* [Your goal]:
Report each line of the data that includes the word "Insertion".
**********
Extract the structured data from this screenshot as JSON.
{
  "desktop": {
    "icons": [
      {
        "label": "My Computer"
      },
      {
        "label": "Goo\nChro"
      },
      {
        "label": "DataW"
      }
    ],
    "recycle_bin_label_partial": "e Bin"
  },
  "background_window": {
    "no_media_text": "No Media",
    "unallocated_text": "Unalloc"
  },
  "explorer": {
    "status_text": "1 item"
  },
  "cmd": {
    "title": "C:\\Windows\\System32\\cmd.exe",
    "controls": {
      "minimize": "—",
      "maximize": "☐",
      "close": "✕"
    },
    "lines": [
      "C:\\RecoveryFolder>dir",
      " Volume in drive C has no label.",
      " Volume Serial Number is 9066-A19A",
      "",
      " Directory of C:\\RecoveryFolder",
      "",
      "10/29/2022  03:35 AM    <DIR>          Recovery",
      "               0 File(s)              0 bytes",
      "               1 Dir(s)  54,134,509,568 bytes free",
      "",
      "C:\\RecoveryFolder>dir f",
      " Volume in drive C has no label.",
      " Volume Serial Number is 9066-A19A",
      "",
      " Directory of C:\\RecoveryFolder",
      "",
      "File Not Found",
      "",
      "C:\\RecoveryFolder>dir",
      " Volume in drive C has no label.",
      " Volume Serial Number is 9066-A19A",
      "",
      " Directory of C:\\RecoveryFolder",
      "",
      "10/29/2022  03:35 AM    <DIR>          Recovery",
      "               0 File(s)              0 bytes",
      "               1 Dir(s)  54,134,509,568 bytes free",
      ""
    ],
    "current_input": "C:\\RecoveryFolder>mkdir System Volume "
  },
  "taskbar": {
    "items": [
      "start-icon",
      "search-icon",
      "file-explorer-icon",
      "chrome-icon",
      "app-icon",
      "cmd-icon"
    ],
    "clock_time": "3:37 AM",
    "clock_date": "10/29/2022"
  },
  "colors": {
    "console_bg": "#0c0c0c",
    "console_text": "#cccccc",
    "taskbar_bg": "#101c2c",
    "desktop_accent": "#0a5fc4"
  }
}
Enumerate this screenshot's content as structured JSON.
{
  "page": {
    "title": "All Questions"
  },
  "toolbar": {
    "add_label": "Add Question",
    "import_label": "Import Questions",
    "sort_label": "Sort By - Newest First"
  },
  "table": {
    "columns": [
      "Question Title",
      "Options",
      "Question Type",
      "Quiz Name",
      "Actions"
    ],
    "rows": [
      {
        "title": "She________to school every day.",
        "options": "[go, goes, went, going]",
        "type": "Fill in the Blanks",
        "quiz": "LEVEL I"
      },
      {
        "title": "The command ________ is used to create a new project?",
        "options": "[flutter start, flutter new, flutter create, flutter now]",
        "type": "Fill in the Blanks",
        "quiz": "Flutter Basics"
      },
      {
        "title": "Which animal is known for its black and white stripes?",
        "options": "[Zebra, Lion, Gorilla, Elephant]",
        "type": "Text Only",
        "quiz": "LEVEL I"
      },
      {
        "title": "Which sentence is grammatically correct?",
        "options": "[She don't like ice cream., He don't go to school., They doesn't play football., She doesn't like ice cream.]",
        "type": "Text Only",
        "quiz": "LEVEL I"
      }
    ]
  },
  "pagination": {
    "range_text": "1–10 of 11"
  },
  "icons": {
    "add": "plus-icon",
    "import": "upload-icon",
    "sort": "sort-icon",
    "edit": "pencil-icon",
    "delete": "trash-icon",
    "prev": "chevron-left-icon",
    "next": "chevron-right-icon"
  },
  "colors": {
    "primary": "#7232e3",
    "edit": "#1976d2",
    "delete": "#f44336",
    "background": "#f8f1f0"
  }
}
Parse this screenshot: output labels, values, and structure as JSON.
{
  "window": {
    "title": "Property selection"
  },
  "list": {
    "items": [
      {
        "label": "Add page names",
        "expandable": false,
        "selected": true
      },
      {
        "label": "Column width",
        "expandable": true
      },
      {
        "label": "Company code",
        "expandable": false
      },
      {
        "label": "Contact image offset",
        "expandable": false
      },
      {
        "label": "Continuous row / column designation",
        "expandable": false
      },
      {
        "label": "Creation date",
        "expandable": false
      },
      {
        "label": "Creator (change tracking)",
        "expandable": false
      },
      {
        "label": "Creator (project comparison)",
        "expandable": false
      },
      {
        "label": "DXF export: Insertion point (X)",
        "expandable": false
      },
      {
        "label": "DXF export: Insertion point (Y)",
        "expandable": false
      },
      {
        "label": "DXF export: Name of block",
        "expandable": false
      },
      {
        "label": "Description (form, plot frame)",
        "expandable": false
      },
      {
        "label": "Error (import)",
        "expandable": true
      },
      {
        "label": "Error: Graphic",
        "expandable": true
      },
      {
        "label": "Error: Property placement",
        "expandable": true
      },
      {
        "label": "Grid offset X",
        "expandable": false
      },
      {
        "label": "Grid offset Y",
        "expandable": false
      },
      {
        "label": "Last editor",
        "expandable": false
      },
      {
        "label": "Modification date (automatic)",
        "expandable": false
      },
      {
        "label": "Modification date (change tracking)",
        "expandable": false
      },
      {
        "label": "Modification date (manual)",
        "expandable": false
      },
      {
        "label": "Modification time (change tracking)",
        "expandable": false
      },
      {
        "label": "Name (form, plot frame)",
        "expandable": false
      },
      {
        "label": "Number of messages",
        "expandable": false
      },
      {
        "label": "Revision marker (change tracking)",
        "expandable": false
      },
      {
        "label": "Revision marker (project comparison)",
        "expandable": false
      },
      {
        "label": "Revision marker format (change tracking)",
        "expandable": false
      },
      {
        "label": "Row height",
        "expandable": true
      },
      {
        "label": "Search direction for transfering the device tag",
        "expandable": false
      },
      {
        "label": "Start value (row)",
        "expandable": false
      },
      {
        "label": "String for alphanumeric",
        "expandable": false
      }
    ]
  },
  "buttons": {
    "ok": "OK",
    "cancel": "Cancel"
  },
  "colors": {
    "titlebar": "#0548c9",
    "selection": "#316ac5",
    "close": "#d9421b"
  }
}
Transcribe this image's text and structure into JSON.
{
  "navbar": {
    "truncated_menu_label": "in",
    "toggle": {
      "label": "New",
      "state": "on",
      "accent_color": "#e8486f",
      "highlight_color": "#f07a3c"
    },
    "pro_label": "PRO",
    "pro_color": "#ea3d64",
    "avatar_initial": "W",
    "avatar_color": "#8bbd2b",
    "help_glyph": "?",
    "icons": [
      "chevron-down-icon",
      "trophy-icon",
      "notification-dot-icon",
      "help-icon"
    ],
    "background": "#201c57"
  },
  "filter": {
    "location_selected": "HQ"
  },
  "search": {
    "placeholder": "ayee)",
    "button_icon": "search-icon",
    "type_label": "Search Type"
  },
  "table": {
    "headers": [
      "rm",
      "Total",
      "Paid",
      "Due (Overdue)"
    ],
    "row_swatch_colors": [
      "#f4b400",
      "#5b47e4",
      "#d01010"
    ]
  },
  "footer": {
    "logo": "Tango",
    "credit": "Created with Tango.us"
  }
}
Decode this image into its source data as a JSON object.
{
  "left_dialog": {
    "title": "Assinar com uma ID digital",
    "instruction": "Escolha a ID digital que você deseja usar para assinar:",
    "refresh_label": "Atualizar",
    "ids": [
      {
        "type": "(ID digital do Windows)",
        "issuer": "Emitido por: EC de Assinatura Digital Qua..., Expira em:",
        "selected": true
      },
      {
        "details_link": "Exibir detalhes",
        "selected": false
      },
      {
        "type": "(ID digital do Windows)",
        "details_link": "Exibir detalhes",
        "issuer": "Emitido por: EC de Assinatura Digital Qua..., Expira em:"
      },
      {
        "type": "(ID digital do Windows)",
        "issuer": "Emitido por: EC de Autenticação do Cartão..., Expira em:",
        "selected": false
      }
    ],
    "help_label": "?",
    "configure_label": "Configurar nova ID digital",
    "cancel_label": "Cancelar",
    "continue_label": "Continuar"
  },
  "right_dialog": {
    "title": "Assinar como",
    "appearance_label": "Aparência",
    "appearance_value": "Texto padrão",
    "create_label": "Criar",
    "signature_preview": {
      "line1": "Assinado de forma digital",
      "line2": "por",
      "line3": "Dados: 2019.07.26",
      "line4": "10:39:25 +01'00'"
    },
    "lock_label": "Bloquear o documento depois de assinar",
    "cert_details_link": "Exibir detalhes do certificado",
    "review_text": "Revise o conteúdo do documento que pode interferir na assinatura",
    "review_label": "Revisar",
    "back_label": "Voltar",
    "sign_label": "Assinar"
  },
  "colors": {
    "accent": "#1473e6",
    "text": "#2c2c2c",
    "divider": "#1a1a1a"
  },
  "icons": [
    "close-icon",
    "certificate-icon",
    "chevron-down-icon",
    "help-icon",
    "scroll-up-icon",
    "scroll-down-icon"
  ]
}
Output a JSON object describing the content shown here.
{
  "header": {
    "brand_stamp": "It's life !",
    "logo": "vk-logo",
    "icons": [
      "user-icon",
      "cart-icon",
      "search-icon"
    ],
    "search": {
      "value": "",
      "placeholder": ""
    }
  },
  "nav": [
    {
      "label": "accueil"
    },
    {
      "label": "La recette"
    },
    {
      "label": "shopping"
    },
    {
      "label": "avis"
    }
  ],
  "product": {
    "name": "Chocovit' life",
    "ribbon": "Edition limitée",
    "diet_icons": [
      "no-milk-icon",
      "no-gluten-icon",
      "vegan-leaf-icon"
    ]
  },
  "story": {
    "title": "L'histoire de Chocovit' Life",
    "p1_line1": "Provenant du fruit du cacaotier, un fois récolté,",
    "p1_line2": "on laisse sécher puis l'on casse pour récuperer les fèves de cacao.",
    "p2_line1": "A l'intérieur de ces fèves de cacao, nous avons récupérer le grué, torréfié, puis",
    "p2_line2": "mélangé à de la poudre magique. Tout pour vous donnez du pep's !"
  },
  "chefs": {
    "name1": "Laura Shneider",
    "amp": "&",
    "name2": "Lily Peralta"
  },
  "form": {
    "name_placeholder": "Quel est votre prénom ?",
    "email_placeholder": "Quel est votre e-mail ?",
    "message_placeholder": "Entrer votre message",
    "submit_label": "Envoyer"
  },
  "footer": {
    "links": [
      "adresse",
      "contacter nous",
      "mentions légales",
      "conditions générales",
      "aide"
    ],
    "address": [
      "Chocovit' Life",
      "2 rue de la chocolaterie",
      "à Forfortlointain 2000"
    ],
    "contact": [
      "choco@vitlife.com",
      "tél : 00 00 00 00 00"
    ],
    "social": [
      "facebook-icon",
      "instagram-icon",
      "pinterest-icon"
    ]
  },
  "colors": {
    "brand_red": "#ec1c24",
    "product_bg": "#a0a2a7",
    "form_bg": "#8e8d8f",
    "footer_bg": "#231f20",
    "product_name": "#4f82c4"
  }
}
**********
* [Solution to the problem]:
        "label": "DXF export: Insertion point (X)",
        "label": "DXF export: Insertion point (Y)",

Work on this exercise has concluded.